Problem to work on — Check each line of the material below for the string "object", then report how many lines have it, and nothing else.

The data —

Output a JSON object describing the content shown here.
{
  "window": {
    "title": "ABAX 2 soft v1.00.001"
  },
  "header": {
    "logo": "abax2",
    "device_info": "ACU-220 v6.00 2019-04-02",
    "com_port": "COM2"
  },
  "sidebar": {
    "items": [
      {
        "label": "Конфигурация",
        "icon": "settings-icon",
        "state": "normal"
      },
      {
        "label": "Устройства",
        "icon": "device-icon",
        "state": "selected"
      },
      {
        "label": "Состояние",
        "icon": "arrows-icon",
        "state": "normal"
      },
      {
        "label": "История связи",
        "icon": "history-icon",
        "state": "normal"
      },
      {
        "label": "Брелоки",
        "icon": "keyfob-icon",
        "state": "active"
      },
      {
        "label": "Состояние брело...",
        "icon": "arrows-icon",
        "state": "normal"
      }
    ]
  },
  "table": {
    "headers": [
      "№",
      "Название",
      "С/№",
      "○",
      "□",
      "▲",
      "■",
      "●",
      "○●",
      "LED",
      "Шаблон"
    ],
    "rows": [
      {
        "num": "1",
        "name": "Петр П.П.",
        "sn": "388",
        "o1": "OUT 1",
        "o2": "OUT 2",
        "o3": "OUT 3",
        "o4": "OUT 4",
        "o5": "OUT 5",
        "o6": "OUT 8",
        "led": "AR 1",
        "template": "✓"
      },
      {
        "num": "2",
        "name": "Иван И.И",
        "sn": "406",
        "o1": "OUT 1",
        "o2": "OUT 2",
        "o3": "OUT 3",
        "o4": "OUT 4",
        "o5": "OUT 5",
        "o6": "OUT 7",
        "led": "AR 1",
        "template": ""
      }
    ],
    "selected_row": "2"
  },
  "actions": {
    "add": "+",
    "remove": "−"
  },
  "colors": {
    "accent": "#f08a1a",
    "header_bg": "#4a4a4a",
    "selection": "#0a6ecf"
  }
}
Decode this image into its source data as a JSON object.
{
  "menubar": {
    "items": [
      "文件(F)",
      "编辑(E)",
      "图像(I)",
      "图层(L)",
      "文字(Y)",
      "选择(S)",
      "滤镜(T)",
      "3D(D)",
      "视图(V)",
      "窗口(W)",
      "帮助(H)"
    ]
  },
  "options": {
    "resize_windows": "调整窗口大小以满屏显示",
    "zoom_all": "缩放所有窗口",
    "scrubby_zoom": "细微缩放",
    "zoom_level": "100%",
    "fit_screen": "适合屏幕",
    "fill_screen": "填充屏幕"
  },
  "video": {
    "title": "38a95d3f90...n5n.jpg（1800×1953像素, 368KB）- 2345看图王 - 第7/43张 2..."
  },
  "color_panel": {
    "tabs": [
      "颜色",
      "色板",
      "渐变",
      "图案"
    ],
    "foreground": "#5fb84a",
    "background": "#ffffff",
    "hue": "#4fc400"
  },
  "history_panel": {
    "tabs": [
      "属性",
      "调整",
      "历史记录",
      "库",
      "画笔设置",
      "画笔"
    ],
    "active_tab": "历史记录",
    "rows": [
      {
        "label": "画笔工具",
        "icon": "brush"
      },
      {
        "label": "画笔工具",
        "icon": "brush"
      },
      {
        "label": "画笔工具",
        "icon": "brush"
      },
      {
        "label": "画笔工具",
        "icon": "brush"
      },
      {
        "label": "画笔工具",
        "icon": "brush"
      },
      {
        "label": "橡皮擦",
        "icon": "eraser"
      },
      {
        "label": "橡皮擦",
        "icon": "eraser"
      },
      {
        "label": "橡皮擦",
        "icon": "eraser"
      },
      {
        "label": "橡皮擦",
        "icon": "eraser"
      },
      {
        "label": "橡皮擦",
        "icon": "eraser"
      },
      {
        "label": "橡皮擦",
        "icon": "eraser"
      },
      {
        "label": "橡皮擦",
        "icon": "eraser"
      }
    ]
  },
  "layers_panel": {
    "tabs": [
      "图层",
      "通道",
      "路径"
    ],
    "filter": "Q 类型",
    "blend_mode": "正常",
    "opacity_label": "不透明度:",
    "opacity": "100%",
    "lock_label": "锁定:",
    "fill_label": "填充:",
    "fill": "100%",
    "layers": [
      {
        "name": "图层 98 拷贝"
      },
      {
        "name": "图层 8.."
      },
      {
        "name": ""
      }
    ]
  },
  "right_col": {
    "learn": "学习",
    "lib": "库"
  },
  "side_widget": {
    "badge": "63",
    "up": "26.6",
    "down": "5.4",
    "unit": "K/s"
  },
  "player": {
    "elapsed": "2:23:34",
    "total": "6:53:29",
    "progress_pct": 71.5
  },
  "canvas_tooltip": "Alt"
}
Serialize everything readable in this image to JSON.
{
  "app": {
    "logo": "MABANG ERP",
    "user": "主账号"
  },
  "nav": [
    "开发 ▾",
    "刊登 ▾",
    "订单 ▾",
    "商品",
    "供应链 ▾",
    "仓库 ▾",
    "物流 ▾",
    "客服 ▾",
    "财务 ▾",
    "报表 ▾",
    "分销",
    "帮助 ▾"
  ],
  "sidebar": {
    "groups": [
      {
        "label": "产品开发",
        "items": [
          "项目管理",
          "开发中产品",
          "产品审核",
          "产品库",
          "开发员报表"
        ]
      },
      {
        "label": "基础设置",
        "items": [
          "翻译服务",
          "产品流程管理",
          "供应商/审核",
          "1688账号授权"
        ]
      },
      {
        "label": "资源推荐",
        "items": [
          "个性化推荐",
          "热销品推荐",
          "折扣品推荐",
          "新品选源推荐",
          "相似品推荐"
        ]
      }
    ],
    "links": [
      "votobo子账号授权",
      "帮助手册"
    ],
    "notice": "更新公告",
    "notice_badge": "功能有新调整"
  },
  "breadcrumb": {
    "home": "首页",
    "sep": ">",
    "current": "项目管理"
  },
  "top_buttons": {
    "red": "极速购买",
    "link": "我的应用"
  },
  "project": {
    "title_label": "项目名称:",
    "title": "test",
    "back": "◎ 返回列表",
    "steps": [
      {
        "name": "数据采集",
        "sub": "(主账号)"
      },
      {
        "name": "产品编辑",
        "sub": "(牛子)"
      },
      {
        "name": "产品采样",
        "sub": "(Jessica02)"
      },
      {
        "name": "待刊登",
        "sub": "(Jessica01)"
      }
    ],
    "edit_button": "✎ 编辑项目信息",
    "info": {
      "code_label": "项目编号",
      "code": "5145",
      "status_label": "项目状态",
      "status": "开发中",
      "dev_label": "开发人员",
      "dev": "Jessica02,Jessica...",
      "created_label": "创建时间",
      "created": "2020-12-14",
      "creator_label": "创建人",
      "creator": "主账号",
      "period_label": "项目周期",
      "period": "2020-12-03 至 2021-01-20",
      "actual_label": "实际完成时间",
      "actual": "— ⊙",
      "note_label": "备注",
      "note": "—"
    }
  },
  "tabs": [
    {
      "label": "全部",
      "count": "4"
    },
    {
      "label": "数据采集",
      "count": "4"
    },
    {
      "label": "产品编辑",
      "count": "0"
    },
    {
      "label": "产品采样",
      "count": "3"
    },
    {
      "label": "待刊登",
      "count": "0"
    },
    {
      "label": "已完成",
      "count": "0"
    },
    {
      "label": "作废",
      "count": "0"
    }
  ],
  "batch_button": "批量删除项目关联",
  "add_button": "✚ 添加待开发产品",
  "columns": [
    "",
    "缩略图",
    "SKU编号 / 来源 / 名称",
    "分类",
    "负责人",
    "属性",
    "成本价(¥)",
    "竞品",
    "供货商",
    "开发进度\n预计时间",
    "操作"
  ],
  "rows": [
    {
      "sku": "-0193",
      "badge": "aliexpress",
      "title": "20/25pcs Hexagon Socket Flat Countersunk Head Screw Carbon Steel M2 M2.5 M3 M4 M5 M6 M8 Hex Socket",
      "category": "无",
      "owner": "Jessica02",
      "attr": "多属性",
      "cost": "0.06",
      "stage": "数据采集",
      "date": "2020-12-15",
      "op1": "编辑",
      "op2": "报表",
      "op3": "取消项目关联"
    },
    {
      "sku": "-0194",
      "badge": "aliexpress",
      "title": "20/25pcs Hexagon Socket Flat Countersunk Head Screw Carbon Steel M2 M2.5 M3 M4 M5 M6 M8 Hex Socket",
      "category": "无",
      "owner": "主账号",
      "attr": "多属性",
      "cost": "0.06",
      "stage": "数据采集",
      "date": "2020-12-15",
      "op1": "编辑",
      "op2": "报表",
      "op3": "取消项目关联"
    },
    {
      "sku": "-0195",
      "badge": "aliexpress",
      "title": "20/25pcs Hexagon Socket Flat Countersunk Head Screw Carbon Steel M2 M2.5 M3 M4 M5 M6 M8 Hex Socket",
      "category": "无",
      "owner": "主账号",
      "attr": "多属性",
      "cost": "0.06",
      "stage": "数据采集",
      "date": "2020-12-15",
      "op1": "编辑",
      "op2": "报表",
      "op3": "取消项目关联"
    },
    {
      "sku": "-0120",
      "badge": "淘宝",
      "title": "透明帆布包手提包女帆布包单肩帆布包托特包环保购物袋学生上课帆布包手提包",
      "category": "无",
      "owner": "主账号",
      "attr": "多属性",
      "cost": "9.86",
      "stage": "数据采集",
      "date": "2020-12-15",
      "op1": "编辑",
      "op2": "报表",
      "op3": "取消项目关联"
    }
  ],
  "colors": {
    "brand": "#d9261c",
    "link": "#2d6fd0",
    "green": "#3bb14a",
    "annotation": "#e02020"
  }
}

Response — 2